**GOAL OF THE EXERCISE**
Repeat each line of the material below exactly as it appears, minus any pictures.
[Start EXTRACTED DATA]
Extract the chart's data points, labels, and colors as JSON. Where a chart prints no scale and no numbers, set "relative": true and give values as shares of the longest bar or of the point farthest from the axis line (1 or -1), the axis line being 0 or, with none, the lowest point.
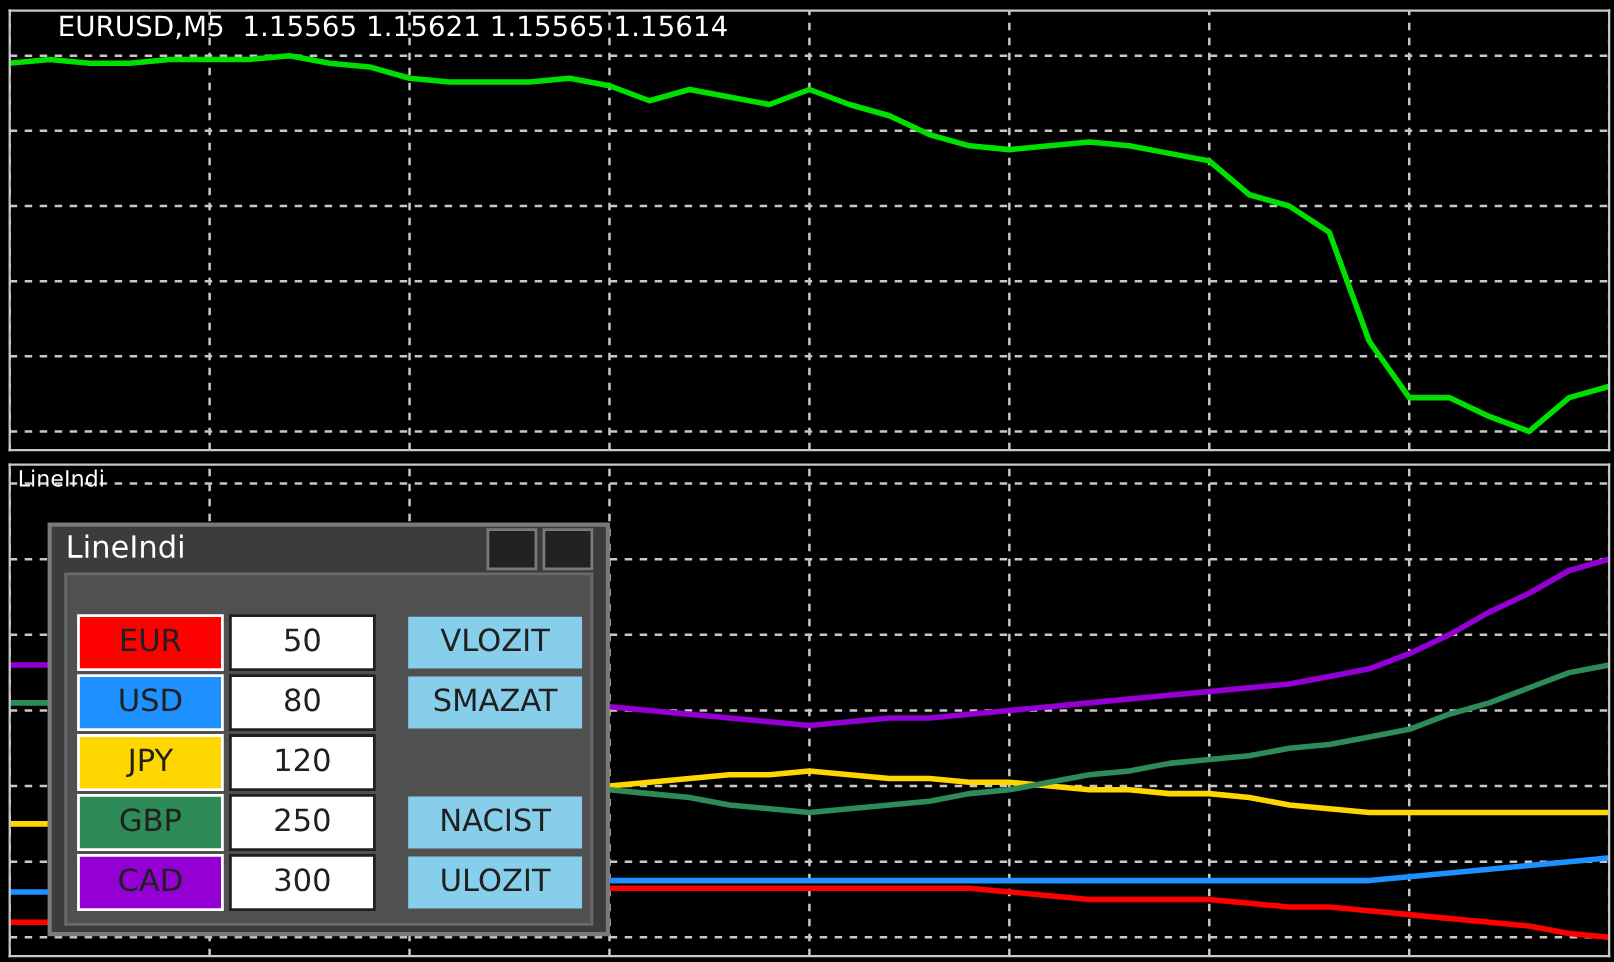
{
  "chart_data": [
    {
      "type": "line",
      "title": "EURUSD,M5  1.15565 1.15621 1.15565 1.15614",
      "relative": true,
      "grid": true,
      "tick_labels": false,
      "categories": [
        null,
        null,
        null,
        null,
        null,
        null,
        null,
        null,
        null,
        null,
        null,
        null,
        null,
        null,
        null,
        null,
        null,
        null,
        null,
        null,
        null,
        null,
        null,
        null,
        null,
        null,
        null,
        null,
        null,
        null,
        null,
        null,
        null,
        null,
        null,
        null,
        null,
        null,
        null,
        null,
        null
      ],
      "series": [
        {
          "color": "#00e000",
          "values": [
            0.98,
            0.99,
            0.98,
            0.98,
            0.99,
            0.99,
            0.99,
            1,
            0.98,
            0.97,
            0.94,
            0.93,
            0.93,
            0.93,
            0.94,
            0.92,
            0.88,
            0.91,
            0.89,
            0.87,
            0.91,
            0.87,
            0.84,
            0.79,
            0.76,
            0.75,
            0.76,
            0.77,
            0.76,
            0.74,
            0.72,
            0.63,
            0.6,
            0.53,
            0.24,
            0.09,
            0.09,
            0.04,
            0,
            0.09,
            0.12
          ]
        }
      ]
    },
    {
      "type": "line",
      "title": "LineIndi",
      "legend_title": "LineIndi",
      "legend": "left",
      "relative": true,
      "grid": true,
      "tick_labels": false,
      "categories": [
        null,
        null,
        null,
        null,
        null,
        null,
        null,
        null,
        null,
        null,
        null,
        null,
        null,
        null,
        null,
        null,
        null,
        null,
        null,
        null,
        null,
        null,
        null,
        null,
        null,
        null,
        null,
        null,
        null,
        null,
        null,
        null,
        null,
        null,
        null,
        null,
        null,
        null,
        null,
        null,
        null
      ],
      "series": [
        {
          "name": "EUR",
          "color": "#ff0000",
          "values": [
            0.04,
            0.04,
            null,
            null,
            null,
            null,
            null,
            null,
            null,
            null,
            null,
            null,
            null,
            null,
            null,
            0.13,
            0.13,
            0.13,
            0.13,
            0.13,
            0.13,
            0.13,
            0.13,
            0.13,
            0.13,
            0.12,
            0.11,
            0.1,
            0.1,
            0.1,
            0.1,
            0.09,
            0.08,
            0.08,
            0.07,
            0.06,
            0.05,
            0.04,
            0.03,
            0.01,
            0
          ]
        },
        {
          "name": "USD",
          "color": "#1e90ff",
          "values": [
            0.12,
            0.12,
            null,
            null,
            null,
            null,
            null,
            null,
            null,
            null,
            null,
            null,
            null,
            null,
            null,
            0.15,
            0.15,
            0.15,
            0.15,
            0.15,
            0.15,
            0.15,
            0.15,
            0.15,
            0.15,
            0.15,
            0.15,
            0.15,
            0.15,
            0.15,
            0.15,
            0.15,
            0.15,
            0.15,
            0.15,
            0.16,
            0.17,
            0.18,
            0.19,
            0.2,
            0.21
          ]
        },
        {
          "name": "JPY",
          "color": "#ffd700",
          "values": [
            0.3,
            0.3,
            null,
            null,
            null,
            null,
            null,
            null,
            null,
            null,
            null,
            null,
            null,
            null,
            null,
            0.4,
            0.41,
            0.42,
            0.43,
            0.43,
            0.44,
            0.43,
            0.42,
            0.42,
            0.41,
            0.41,
            0.4,
            0.39,
            0.39,
            0.38,
            0.38,
            0.37,
            0.35,
            0.34,
            0.33,
            0.33,
            0.33,
            0.33,
            0.33,
            0.33,
            0.33
          ]
        },
        {
          "name": "GBP",
          "color": "#2e8b57",
          "values": [
            0.62,
            0.62,
            null,
            null,
            null,
            null,
            null,
            null,
            null,
            null,
            null,
            null,
            null,
            null,
            null,
            0.39,
            0.38,
            0.37,
            0.35,
            0.34,
            0.33,
            0.34,
            0.35,
            0.36,
            0.38,
            0.39,
            0.41,
            0.43,
            0.44,
            0.46,
            0.47,
            0.48,
            0.5,
            0.51,
            0.53,
            0.55,
            0.59,
            0.62,
            0.66,
            0.7,
            0.72
          ]
        },
        {
          "name": "CAD",
          "color": "#9400d3",
          "values": [
            0.72,
            0.72,
            null,
            null,
            null,
            null,
            null,
            null,
            null,
            null,
            null,
            null,
            null,
            null,
            null,
            0.61,
            0.6,
            0.59,
            0.58,
            0.57,
            0.56,
            0.57,
            0.58,
            0.58,
            0.59,
            0.6,
            0.61,
            0.62,
            0.63,
            0.64,
            0.65,
            0.66,
            0.67,
            0.69,
            0.71,
            0.75,
            0.8,
            0.86,
            0.91,
            0.97,
            1
          ]
        }
      ],
      "annotations": [
        "50",
        "80",
        "120",
        "250",
        "300",
        "VLOZIT",
        "SMAZAT",
        "NACIST",
        "ULOZIT"
      ]
    }
  ]
}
[End EXTRACTED DATA]
**WRITTEN ANSWER**
Extract the chart's data points, labels, and colors as JSON. Where a chart prints no scale and no numbers, set "relative": true and give values as shares of the longest bar or of the point farthest from the axis line (1 or -1), the axis line being 0 or, with none, the lowest point.
{
  "chart_data": [
    {
      "type": "line",
      "title": "EURUSD,M5  1.15565 1.15621 1.15565 1.15614",
      "relative": true,
      "grid": true,
      "tick_labels": false,
      "categories": [
        null,
        null,
        null,
        null,
        null,
        null,
        null,
        null,
        null,
        null,
        null,
        null,
        null,
        null,
        null,
        null,
        null,
        null,
        null,
        null,
        null,
        null,
        null,
        null,
        null,
        null,
        null,
        null,
        null,
        null,
        null,
        null,
        null,
        null,
        null,
        null,
        null,
        null,
        null,
        null,
        null
      ],
      "series": [
        {
          "color": "#00e000",
          "values": [
            0.98,
            0.99,
            0.98,
            0.98,
            0.99,
            0.99,
            0.99,
            1,
            0.98,
            0.97,
            0.94,
            0.93,
            0.93,
            0.93,
            0.94,
            0.92,
            0.88,
            0.91,
            0.89,
            0.87,
            0.91,
            0.87,
            0.84,
            0.79,
            0.76,
            0.75,
            0.76,
            0.77,
            0.76,
            0.74,
            0.72,
            0.63,
            0.6,
            0.53,
            0.24,
            0.09,
            0.09,
            0.04,
            0,
            0.09,
            0.12
          ]
        }
      ]
    },
    {
      "type": "line",
      "title": "LineIndi",
      "legend_title": "LineIndi",
      "legend": "left",
      "relative": true,
      "grid": true,
      "tick_labels": false,
      "categories": [
        null,
        null,
        null,
        null,
        null,
        null,
        null,
        null,
        null,
        null,
        null,
        null,
        null,
        null,
        null,
        null,
        null,
        null,
        null,
        null,
        null,
        null,
        null,
        null,
        null,
        null,
        null,
        null,
        null,
        null,
        null,
        null,
        null,
        null,
        null,
        null,
        null,
        null,
        null,
        null,
        null
      ],
      "series": [
        {
          "name": "EUR",
          "color": "#ff0000",
          "values": [
            0.04,
            0.04,
            null,
            null,
            null,
            null,
            null,
            null,
            null,
            null,
            null,
            null,
            null,
            null,
            null,
            0.13,
            0.13,
            0.13,
            0.13,
            0.13,
            0.13,
            0.13,
            0.13,
            0.13,
            0.13,
            0.12,
            0.11,
            0.1,
            0.1,
            0.1,
            0.1,
            0.09,
            0.08,
            0.08,
            0.07,
            0.06,
            0.05,
            0.04,
            0.03,
            0.01,
            0
          ]
        },
        {
          "name": "USD",
          "color": "#1e90ff",
          "values": [
            0.12,
            0.12,
            null,
            null,
            null,
            null,
            null,
            null,
            null,
            null,
            null,
            null,
            null,
            null,
            null,
            0.15,
            0.15,
            0.15,
            0.15,
            0.15,
            0.15,
            0.15,
            0.15,
            0.15,
            0.15,
            0.15,
            0.15,
            0.15,
            0.15,
            0.15,
            0.15,
            0.15,
            0.15,
            0.15,
            0.15,
            0.16,
            0.17,
            0.18,
            0.19,
            0.2,
            0.21
          ]
        },
        {
          "name": "JPY",
          "color": "#ffd700",
          "values": [
            0.3,
            0.3,
            null,
            null,
            null,
            null,
            null,
            null,
            null,
            null,
            null,
            null,
            null,
            null,
            null,
            0.4,
            0.41,
            0.42,
            0.43,
            0.43,
            0.44,
            0.43,
            0.42,
            0.42,
            0.41,
            0.41,
            0.4,
            0.39,
            0.39,
            0.38,
            0.38,
            0.37,
            0.35,
            0.34,
            0.33,
            0.33,
            0.33,
            0.33,
            0.33,
            0.33,
            0.33
          ]
        },
        {
          "name": "GBP",
          "color": "#2e8b57",
          "values": [
            0.62,
            0.62,
            null,
            null,
            null,
            null,
            null,
            null,
            null,
            null,
            null,
            null,
            null,
            null,
            null,
            0.39,
            0.38,
            0.37,
            0.35,
            0.34,
            0.33,
            0.34,
            0.35,
            0.36,
            0.38,
            0.39,
            0.41,
            0.43,
            0.44,
            0.46,
            0.47,
            0.48,
            0.5,
            0.51,
            0.53,
            0.55,
            0.59,
            0.62,
            0.66,
            0.7,
            0.72
          ]
        },
        {
          "name": "CAD",
          "color": "#9400d3",
          "values": [
            0.72,
            0.72,
            null,
            null,
            null,
            null,
            null,
            null,
            null,
            null,
            null,
            null,
            null,
            null,
            null,
            0.61,
            0.6,
            0.59,
            0.58,
            0.57,
            0.56,
            0.57,
            0.58,
            0.58,
            0.59,
            0.6,
            0.61,
            0.62,
            0.63,
            0.64,
            0.65,
            0.66,
            0.67,
            0.69,
            0.71,
            0.75,
            0.8,
            0.86,
            0.91,
            0.97,
            1
          ]
        }
      ],
      "annotations": [
        "50",
        "80",
        "120",
        "250",
        "300",
        "VLOZIT",
        "SMAZAT",
        "NACIST",
        "ULOZIT"
      ]
    }
  ]
}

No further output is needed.